**Short problem**
Of all the lines in the material, how many contain the word "your"? State the number alone.

**Material to process**

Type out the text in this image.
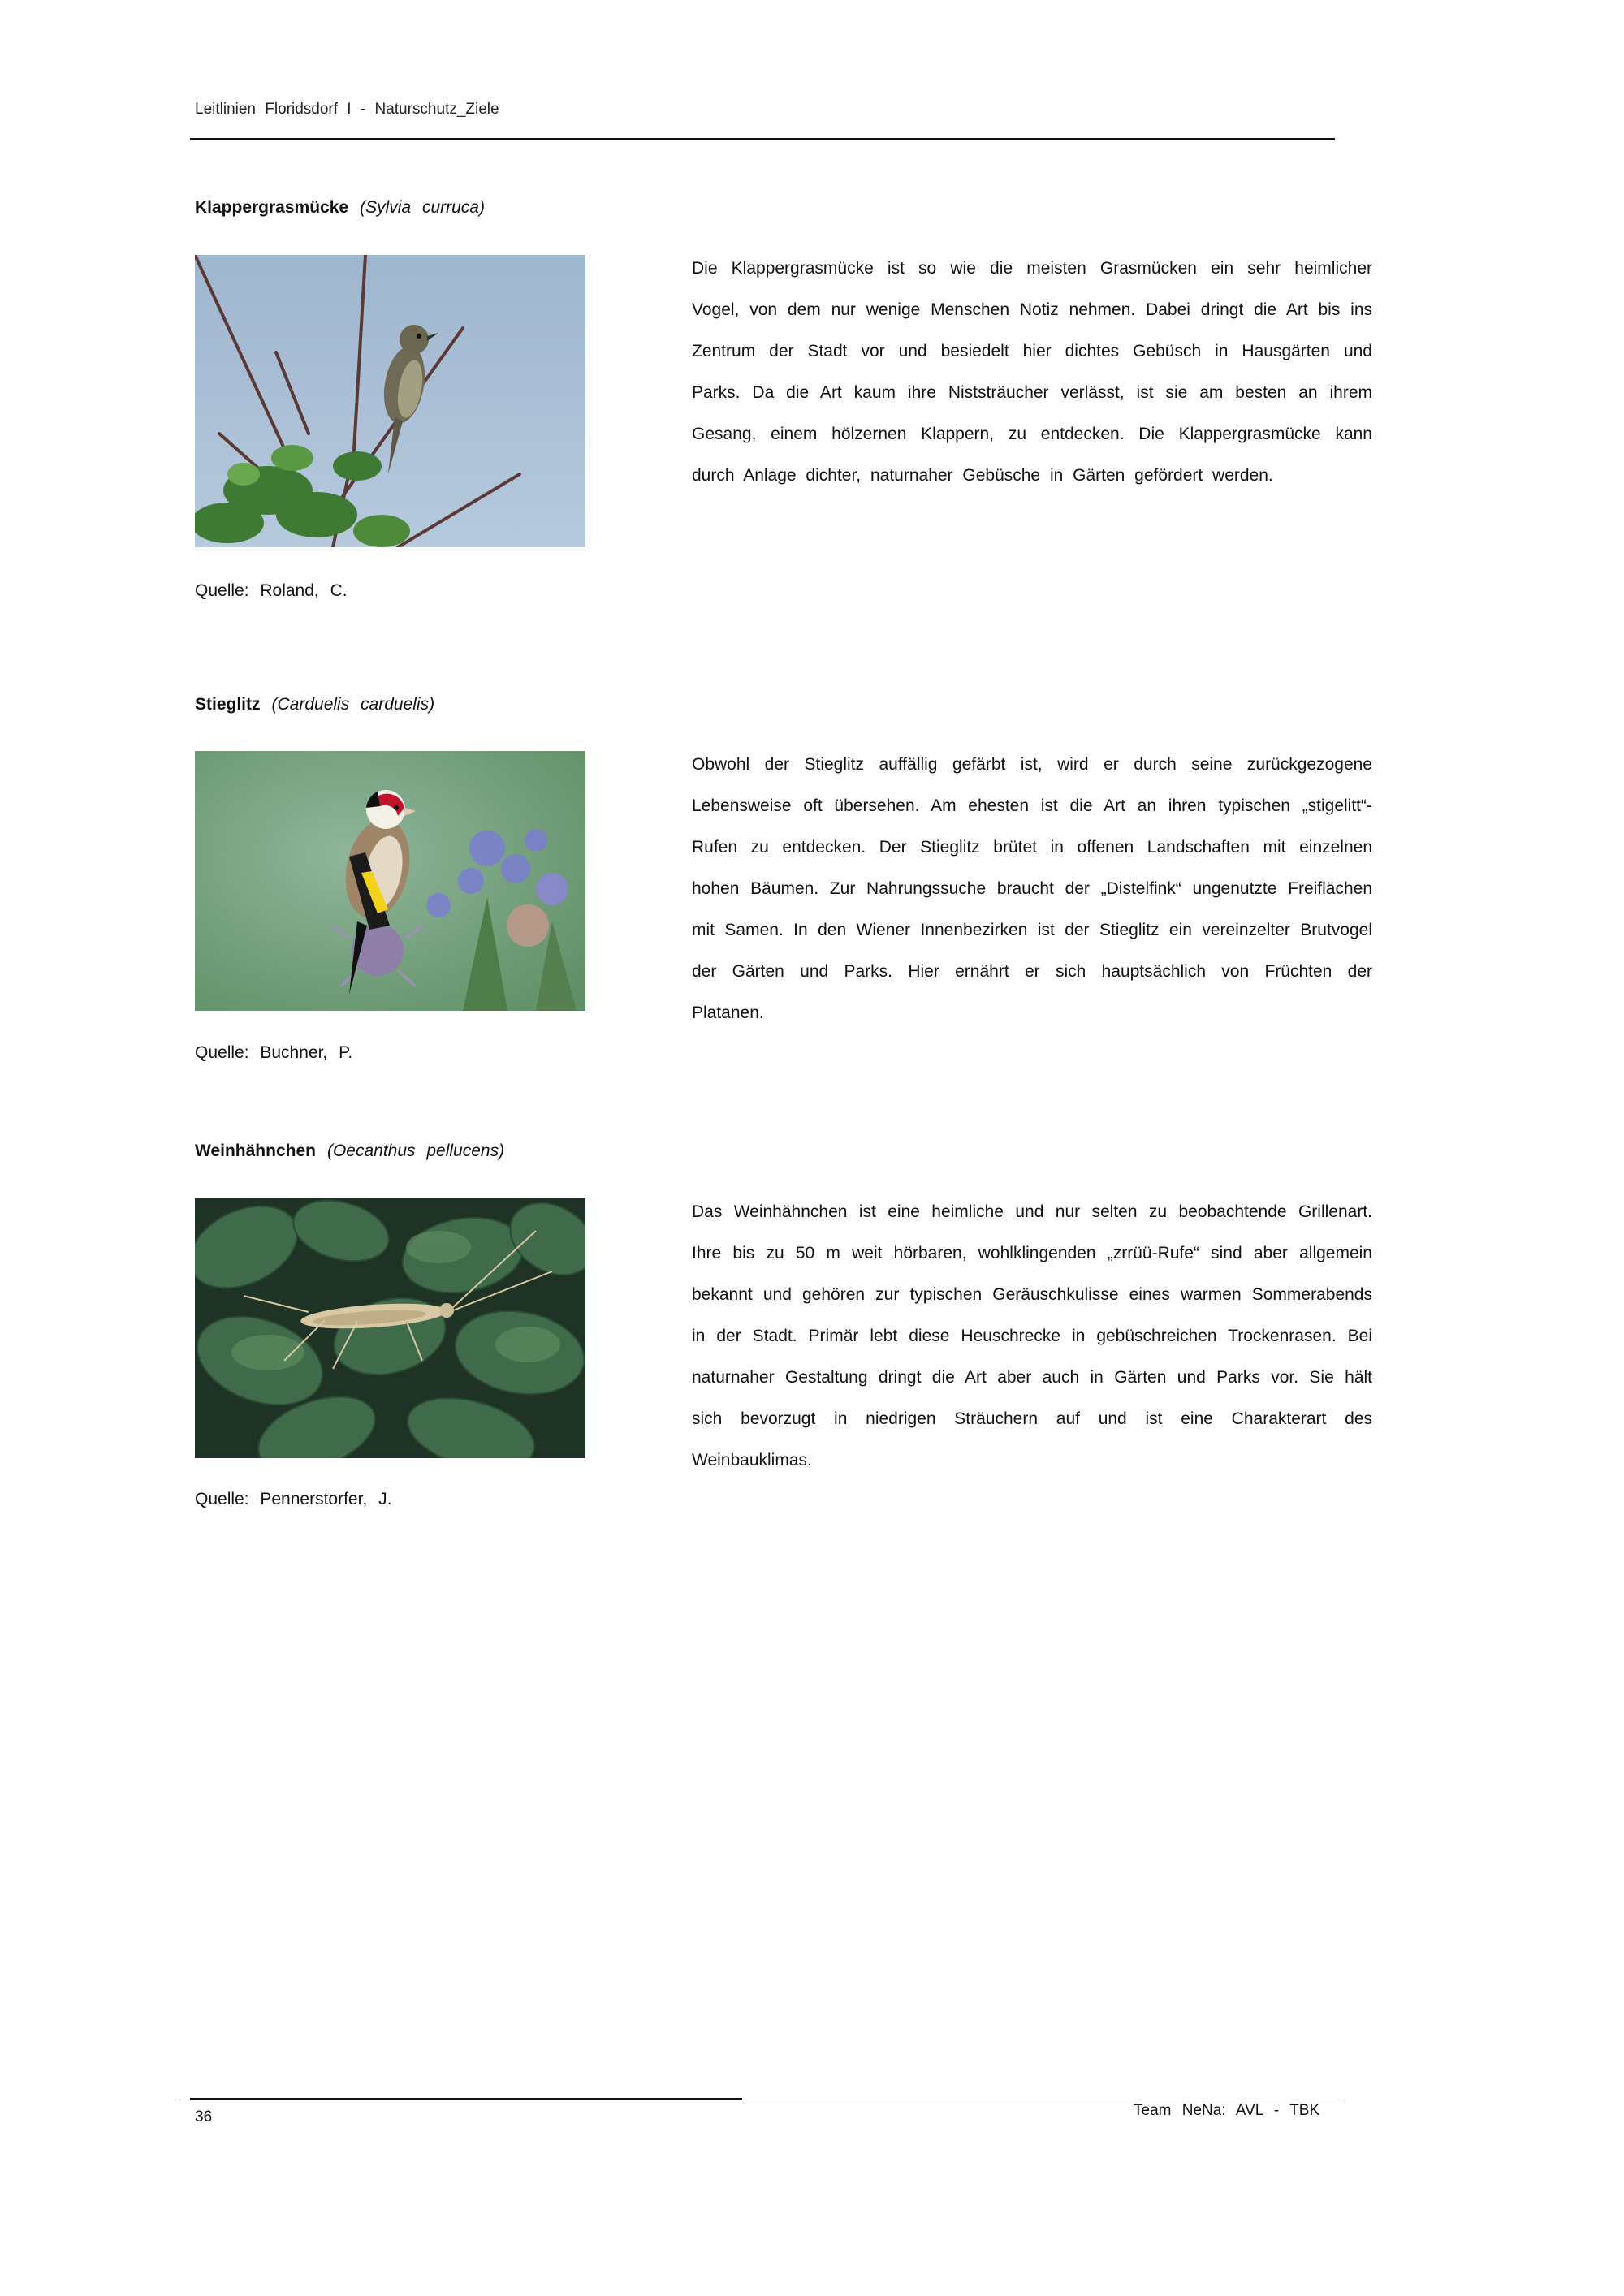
Leitlinien Floridsdorf I - Naturschutz_Ziele
Klappergrasmücke (Sylvia curruca)
Die Klappergrasmücke ist so wie die meisten Grasmücken ein sehr heimlicher Vogel, von dem nur wenige Menschen Notiz nehmen. Dabei dringt die Art bis ins Zentrum der Stadt vor und besiedelt hier dichtes Gebüsch in Hausgärten und Parks. Da die Art kaum ihre Niststräucher verlässt, ist sie am besten an ihrem Gesang, einem hölzernen Klappern, zu entdecken. Die Klappergrasmücke kann durch Anlage dichter, naturnaher Gebüsche in Gärten gefördert werden.
Quelle: Roland, C.
Stieglitz (Carduelis carduelis)
Obwohl der Stieglitz auffällig gefärbt ist, wird er durch seine zurückgezogene Lebensweise oft übersehen. Am ehesten ist die Art an ihren typischen „stigelitt“-Rufen zu entdecken. Der Stieglitz brütet in offenen Landschaften mit einzelnen hohen Bäumen. Zur Nahrungssuche braucht der „Distelfink“ ungenutzte Freiflächen mit Samen. In den Wiener Innenbezirken ist der Stieglitz ein vereinzelter Brutvogel der Gärten und Parks. Hier ernährt er sich hauptsächlich von Früchten der Platanen.
Quelle: Buchner, P.
Weinhähnchen (Oecanthus pellucens)
Das Weinhähnchen ist eine heimliche und nur selten zu beobachtende Grillenart. Ihre bis zu 50 m weit hörbaren, wohlklingenden „zrrüü-Rufe“ sind aber allgemein bekannt und gehören zur typischen Geräuschkulisse eines warmen Sommerabends in der Stadt. Primär lebt diese Heuschrecke in gebüschreichen Trockenrasen. Bei naturnaher Gestaltung dringt die Art aber auch in Gärten und Parks vor. Sie hält sich bevorzugt in niedrigen Sträuchern auf und ist eine Charakterart des Weinbauklimas.
Quelle: Pennerstorfer, J.
36	Team NeNa: AVL - TBK
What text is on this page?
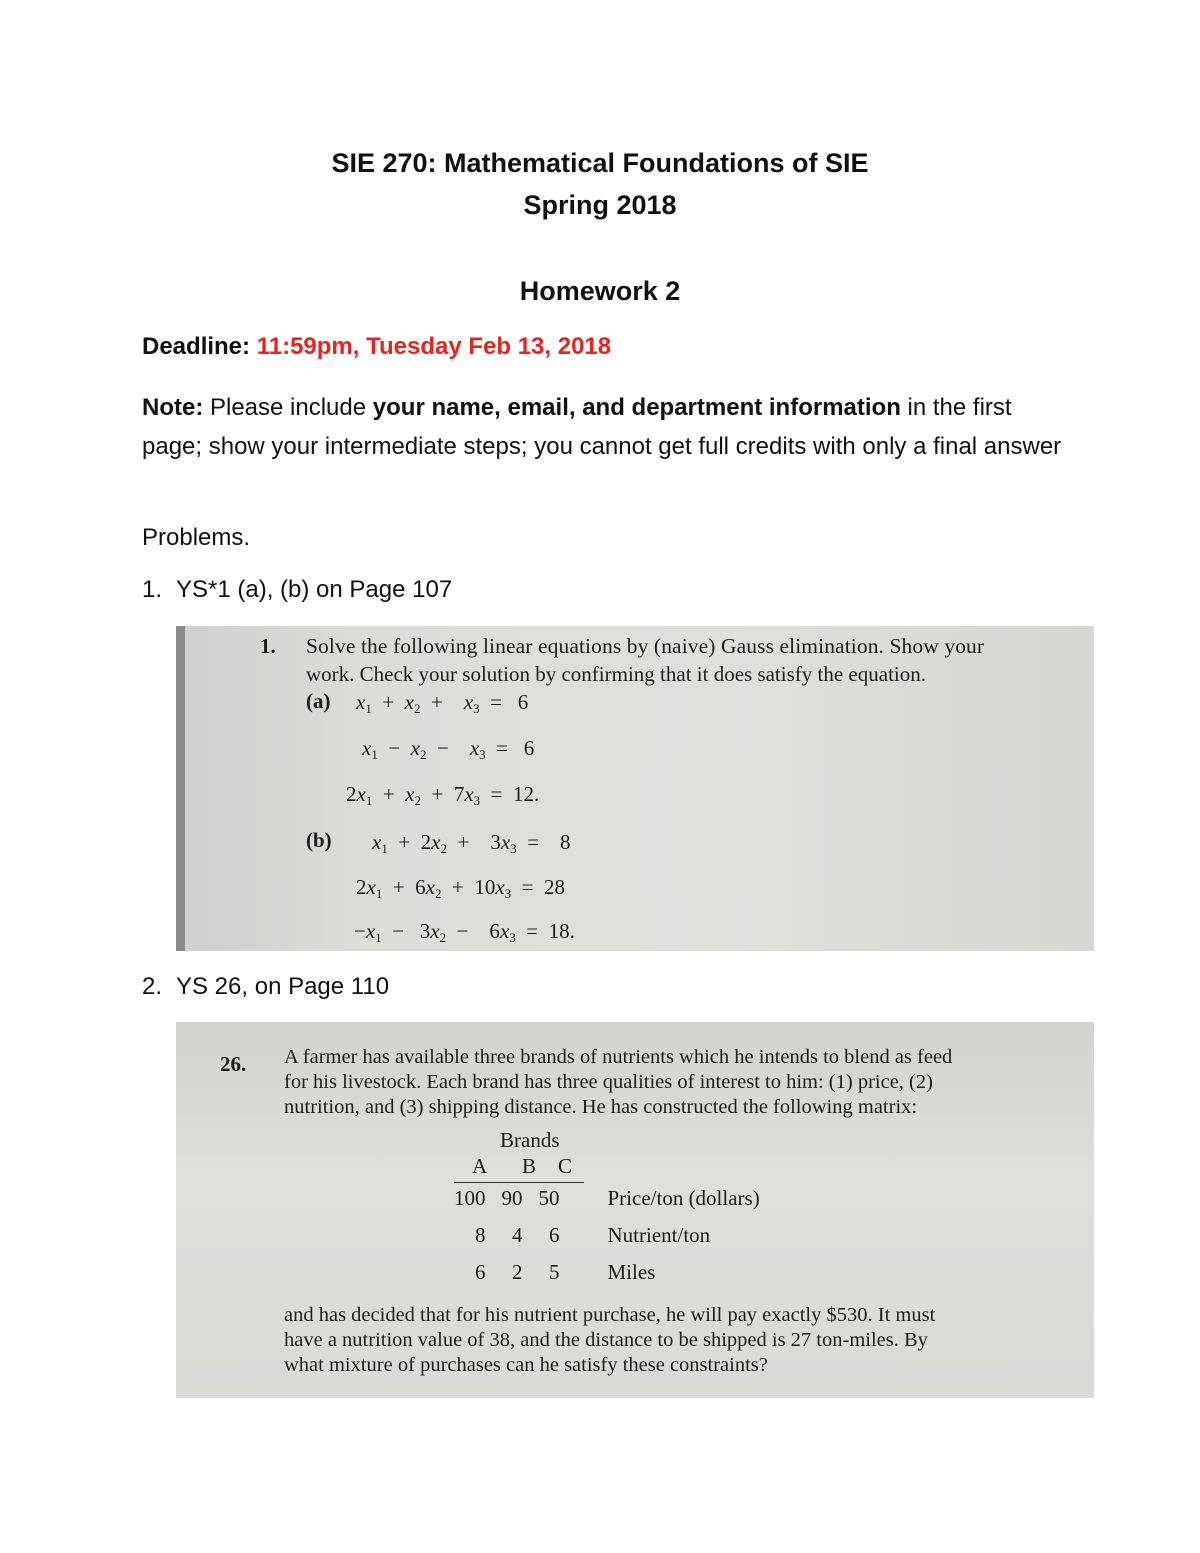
SIE 270: Mathematical Foundations of SIE
Spring 2018
Homework 2
Deadline: 11:59pm, Tuesday Feb 13, 2018
Note: Please include your name, email, and department information in the first page; show your intermediate steps; you cannot get full credits with only a final answer
Problems.
1. YS*1 (a), (b) on Page 107
1. Solve the following linear equations by (naive) Gauss elimination. Show your
work. Check your solution by confirming that it does satisfy the equation.
(a) $x_1 + x_2$  +    $x_3 = 6$
$x_1 - x_2$  −    $x_3 = 6$
$2x_1 + x_2 + 7x_3 = 12$.
(b) $x_1 + 2x_2$  +    $3x_3$  =    8
$2x_1 + 6x_2 + 10x_3 = 28$
$-x_1 - 3x_2$  −    $6x_3 = 18$.
2. YS 26, on Page 110
26. A farmer has available three brands of nutrients which he intends to blend as feed
for his livestock. Each brand has three qualities of interest to him: (1) price, (2)
nutrition, and (3) shipping distance. He has constructed the following matrix:
Brands
A B C
100	90	50	Price/ton (dollars)
8	4	6	Nutrient/ton
6	2	5	Miles
and has decided that for his nutrient purchase, he will pay exactly $530. It must
have a nutrition value of 38, and the distance to be shipped is 27 ton-miles. By
what mixture of purchases can he satisfy these constraints?
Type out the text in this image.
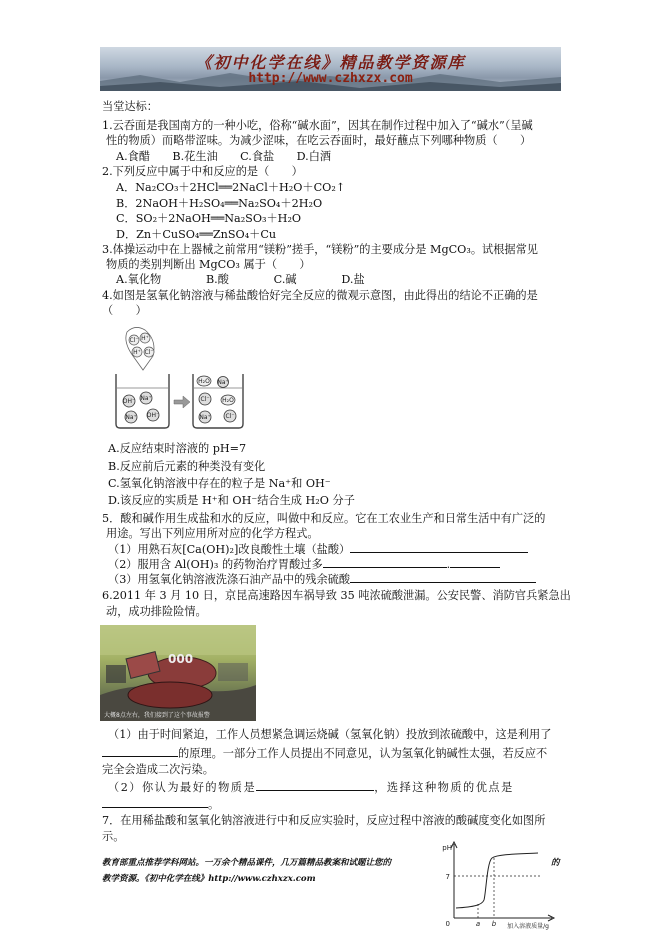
《初中化学在线》精品教学资源库
http://www.czhxzx.com
当堂达标：
1.云吞面是我国南方的一种小吃，俗称“碱水面”，因其在制作过程中加入了“碱水”（呈碱
性的物质）而略带涩味。为减少涩味，在吃云吞面时，最好蘸点下列哪种物质（　　）
A.食醋　　B.花生油　　C.食盐　　D.白酒
2.下列反应中属于中和反应的是（　　）
A．Na₂CO₃＋2HCl══2NaCl＋H₂O＋CO₂↑
B．2NaOH＋H₂SO₄══Na₂SO₄＋2H₂O
C．SO₂＋2NaOH══Na₂SO₃＋H₂O
D．Zn＋CuSO₄══ZnSO₄＋Cu
3.体操运动中在上器械之前常用“镁粉”搓手，“镁粉”的主要成分是 MgCO₃。试根据常见
物质的类别判断出 MgCO₃ 属于（　　）
A.氧化物　　　　B.酸　　　　C.碱　　　　D.盐
4.如图是氢氧化钠溶液与稀盐酸恰好完全反应的微观示意图，由此得出的结论不正确的是
（　　）
Cl⁻ H⁺
H⁺ Cl⁻
OH⁻ Na⁺
Na⁺ OH⁻
H₂O Na⁺
Cl⁻
Na⁺ Cl⁻
H₂O
A.反应结束时溶液的 pH=7
B.反应前后元素的种类没有变化
C.氢氧化钠溶液中存在的粒子是 Na⁺和 OH⁻
D.该反应的实质是 H⁺和 OH⁻结合生成 H₂O 分子
5．酸和碱作用生成盐和水的反应，叫做中和反应。它在工农业生产和日常生活中有广泛的
用途。写出下列应用所对应的化学方程式。
（1）用熟石灰[Ca(OH)₂]改良酸性土壤（盐酸）
（2）服用含 Al(OH)₃ 的药物治疗胃酸过多	.
（3）用氢氧化钠溶液洗涤石油产品中的残余硫酸
6.2011 年 3 月 10 日，京昆高速路因车祸导致 35 吨浓硫酸泄漏。公安民警、消防官兵紧急出
动，成功排险险情。
000
大概8点左右，我们接到了这个事故报警
（1）由于时间紧迫，工作人员想紧急调运烧碱（氢氧化钠）投放到浓硫酸中，这是利用了
的原理。一部分工作人员提出不同意见，认为氢氧化钠碱性太强，若反应不
完全会造成二次污染。
（2）你认为最好的物质是	，选择这种物质的优点是
。
7．在用稀盐酸和氢氧化钠溶液进行中和反应实验时，反应过程中溶液的酸碱度变化如图所
示。
教育部重点推荐学科网站。一万余个精品课件，几万篇精品教案和试题让您的	的
教学资源。《初中化学在线》http://www.czhxzx.com
pH
7
0	a b 加入溶液质量/g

**Answer to the problem**
3